Short problem: Gather all lines containing the string "during" and copy them out.

Recorded data
------------------------

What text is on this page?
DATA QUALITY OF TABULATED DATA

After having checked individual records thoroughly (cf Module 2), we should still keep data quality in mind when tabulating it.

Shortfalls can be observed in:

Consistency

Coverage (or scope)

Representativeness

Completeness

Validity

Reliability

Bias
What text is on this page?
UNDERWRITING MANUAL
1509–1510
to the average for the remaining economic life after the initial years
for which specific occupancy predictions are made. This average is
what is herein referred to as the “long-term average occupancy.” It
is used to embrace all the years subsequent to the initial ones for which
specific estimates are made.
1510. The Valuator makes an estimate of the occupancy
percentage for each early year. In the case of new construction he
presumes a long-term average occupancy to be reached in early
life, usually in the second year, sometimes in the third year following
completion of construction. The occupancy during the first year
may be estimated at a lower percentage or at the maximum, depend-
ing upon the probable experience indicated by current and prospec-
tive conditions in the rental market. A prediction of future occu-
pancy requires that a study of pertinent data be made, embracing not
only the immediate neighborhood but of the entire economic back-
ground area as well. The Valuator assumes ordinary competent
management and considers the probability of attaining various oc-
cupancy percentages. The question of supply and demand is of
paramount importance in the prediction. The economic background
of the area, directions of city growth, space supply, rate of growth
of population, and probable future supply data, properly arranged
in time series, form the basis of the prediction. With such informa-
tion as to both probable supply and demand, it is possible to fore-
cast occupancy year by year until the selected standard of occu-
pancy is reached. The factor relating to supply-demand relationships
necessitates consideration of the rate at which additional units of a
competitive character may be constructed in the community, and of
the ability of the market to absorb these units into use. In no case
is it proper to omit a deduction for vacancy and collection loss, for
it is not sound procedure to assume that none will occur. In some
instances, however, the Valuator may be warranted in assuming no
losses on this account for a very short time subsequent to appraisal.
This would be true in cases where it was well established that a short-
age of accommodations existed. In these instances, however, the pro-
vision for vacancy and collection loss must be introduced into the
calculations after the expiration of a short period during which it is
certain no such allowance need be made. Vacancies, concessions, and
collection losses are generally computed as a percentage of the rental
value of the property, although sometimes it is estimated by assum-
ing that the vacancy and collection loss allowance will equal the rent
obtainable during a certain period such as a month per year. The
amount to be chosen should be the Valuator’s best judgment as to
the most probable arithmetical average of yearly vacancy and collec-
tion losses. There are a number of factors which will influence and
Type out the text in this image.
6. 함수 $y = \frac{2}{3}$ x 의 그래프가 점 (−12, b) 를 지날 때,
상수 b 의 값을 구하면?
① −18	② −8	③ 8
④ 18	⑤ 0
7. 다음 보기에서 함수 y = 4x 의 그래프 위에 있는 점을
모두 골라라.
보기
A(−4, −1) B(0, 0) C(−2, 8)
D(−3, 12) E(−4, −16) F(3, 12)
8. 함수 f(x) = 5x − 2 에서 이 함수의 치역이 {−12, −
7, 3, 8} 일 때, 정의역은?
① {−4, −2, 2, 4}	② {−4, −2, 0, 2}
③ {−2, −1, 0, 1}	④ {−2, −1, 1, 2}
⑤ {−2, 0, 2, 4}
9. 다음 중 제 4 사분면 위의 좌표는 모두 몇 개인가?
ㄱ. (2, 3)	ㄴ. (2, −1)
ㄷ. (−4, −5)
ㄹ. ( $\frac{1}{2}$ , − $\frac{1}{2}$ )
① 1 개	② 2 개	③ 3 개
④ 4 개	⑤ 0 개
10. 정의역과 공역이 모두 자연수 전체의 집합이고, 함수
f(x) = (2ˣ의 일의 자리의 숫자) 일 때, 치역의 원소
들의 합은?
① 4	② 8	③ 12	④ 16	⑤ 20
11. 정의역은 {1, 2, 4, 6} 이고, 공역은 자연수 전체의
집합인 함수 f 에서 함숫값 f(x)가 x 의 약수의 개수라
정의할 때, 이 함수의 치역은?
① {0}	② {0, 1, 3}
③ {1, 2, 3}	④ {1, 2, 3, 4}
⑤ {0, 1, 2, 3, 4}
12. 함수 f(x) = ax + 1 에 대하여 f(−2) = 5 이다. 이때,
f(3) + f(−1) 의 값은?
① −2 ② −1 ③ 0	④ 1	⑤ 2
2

------------------------

Solution to the exercise:
completion of construction. The occupancy during the first year
calculations after the expiration of a short period during which it is
obtainable during a certain period such as a month per year. The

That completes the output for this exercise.